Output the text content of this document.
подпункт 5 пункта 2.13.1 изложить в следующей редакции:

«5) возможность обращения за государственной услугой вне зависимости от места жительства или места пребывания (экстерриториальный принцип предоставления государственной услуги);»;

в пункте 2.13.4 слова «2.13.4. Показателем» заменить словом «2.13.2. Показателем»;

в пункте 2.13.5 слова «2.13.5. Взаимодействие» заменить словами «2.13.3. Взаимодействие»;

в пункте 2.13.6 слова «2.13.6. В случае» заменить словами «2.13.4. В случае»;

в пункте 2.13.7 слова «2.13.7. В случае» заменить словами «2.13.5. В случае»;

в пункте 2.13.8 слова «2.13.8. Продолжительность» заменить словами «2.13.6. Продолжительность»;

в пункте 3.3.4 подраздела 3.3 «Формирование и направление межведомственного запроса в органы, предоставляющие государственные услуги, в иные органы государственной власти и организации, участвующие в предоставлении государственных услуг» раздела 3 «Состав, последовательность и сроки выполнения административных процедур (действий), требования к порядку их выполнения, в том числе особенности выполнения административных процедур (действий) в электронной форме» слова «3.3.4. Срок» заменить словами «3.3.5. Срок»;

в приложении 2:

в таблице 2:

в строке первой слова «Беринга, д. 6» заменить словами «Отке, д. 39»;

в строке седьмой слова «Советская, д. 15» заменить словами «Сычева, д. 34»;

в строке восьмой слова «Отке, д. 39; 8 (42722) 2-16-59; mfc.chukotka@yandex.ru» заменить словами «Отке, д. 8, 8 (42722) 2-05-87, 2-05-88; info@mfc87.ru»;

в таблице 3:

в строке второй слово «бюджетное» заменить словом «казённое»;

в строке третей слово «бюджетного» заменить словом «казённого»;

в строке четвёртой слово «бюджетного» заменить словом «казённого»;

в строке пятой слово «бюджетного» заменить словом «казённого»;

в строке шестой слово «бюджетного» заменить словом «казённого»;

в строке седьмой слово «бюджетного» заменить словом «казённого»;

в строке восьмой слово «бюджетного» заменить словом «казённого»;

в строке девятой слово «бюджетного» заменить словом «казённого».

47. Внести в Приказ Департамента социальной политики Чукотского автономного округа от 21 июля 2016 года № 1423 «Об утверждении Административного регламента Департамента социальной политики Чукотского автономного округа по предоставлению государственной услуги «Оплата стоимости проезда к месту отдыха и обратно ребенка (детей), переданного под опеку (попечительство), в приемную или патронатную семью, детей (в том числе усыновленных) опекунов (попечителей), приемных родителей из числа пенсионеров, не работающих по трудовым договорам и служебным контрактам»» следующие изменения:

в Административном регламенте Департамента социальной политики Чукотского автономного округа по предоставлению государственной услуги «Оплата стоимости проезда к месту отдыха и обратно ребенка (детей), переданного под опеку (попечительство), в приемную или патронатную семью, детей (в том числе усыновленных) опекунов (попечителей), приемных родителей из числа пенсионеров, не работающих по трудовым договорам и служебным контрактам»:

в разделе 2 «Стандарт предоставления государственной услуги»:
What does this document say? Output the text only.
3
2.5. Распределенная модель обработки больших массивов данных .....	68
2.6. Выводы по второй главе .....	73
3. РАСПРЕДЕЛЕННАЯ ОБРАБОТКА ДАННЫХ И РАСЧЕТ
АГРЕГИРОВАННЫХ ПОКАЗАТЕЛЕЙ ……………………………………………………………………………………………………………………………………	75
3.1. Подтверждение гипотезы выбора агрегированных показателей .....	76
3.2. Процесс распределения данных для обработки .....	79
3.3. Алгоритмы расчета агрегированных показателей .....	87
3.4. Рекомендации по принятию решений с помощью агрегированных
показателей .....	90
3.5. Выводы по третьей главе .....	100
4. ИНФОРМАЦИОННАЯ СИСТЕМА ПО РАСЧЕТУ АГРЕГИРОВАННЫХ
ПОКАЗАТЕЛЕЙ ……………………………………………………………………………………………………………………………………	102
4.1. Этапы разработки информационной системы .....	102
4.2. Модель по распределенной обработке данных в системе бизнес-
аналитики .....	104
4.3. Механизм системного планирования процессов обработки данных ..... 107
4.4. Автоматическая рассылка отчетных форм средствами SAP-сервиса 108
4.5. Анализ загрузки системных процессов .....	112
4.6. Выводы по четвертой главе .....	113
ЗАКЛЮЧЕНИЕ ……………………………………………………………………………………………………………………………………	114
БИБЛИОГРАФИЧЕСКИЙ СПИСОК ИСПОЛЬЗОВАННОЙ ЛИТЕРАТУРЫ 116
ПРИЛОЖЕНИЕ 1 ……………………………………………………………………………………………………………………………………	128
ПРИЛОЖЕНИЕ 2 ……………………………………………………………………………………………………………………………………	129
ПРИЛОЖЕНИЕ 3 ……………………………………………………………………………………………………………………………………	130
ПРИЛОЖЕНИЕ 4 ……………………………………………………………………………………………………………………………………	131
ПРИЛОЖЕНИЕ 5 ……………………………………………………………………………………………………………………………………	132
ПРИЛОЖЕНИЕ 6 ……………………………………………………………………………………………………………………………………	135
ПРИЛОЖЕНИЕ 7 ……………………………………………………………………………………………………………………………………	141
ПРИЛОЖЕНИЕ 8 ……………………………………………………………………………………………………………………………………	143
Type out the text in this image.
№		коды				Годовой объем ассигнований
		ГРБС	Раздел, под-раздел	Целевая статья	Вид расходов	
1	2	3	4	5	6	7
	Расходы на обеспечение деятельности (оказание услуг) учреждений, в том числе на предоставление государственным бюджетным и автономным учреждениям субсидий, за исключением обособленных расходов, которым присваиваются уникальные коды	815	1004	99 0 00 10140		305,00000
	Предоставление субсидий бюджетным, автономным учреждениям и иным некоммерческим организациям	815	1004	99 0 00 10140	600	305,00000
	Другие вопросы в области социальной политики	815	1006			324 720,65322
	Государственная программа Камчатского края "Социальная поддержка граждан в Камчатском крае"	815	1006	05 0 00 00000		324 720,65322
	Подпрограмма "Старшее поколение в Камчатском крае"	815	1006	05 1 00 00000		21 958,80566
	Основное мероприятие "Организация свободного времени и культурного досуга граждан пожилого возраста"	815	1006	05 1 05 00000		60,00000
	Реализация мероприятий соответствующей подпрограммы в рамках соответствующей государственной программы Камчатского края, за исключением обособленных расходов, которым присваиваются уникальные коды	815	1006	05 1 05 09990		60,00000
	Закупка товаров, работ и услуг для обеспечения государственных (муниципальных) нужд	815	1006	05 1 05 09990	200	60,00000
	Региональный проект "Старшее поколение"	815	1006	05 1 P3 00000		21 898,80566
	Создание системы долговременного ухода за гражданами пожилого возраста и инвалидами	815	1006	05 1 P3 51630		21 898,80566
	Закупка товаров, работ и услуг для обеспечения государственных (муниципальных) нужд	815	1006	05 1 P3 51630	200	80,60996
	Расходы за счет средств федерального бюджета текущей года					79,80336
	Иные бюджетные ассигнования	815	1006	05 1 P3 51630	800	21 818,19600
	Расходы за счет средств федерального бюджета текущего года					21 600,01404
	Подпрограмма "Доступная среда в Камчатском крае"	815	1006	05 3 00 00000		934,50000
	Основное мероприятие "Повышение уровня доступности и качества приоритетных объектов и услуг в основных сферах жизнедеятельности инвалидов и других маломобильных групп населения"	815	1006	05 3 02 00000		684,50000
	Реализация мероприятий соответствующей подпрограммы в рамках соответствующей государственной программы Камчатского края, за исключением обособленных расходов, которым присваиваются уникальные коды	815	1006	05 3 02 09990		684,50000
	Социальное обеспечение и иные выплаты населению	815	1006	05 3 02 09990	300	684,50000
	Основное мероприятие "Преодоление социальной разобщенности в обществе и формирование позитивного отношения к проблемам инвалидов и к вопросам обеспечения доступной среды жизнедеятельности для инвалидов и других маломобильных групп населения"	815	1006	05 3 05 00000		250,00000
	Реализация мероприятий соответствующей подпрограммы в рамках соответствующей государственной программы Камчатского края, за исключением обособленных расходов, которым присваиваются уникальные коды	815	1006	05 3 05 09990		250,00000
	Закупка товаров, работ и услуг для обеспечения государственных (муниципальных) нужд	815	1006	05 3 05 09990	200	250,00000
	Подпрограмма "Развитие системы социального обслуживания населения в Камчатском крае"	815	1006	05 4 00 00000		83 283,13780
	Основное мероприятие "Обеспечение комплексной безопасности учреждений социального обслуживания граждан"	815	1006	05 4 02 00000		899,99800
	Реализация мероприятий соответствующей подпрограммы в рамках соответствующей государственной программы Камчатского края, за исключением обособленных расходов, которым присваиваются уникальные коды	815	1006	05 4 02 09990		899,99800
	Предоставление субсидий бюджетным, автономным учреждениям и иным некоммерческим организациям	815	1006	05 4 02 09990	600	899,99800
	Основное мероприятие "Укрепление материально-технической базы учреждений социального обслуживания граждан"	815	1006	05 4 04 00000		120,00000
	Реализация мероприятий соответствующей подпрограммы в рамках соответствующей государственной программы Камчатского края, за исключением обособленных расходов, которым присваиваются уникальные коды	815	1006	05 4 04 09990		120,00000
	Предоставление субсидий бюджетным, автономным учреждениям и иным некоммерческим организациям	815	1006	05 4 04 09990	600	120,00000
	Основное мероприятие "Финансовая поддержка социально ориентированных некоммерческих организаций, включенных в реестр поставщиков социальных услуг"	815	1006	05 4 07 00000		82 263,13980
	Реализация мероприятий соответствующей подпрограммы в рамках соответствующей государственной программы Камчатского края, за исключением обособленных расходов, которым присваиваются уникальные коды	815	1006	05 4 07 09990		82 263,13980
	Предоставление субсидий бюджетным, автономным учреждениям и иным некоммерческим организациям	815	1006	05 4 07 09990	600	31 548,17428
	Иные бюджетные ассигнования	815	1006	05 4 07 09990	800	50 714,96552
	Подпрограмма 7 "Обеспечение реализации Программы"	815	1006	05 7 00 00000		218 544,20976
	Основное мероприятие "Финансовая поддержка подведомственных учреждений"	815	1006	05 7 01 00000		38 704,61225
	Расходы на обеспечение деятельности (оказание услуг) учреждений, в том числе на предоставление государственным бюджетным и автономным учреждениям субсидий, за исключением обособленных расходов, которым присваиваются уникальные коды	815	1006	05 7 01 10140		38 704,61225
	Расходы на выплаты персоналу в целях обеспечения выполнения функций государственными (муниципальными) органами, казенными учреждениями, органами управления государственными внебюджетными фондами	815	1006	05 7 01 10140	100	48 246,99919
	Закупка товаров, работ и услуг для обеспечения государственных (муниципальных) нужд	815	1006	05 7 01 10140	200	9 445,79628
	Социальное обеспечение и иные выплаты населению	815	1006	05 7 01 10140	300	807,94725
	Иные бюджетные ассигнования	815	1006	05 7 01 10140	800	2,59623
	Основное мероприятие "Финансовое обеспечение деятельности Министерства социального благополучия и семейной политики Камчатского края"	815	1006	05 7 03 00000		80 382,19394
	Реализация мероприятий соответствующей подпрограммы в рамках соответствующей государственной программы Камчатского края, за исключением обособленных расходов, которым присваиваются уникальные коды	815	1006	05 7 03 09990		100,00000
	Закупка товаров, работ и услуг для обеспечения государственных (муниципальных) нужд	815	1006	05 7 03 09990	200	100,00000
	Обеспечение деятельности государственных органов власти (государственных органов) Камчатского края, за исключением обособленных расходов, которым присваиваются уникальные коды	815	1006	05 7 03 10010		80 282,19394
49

________________

In the entries above, find each line with the word "text" and show it.

Output the text content of this document.
What does this document say? Output the text only.
Type out the text in this image.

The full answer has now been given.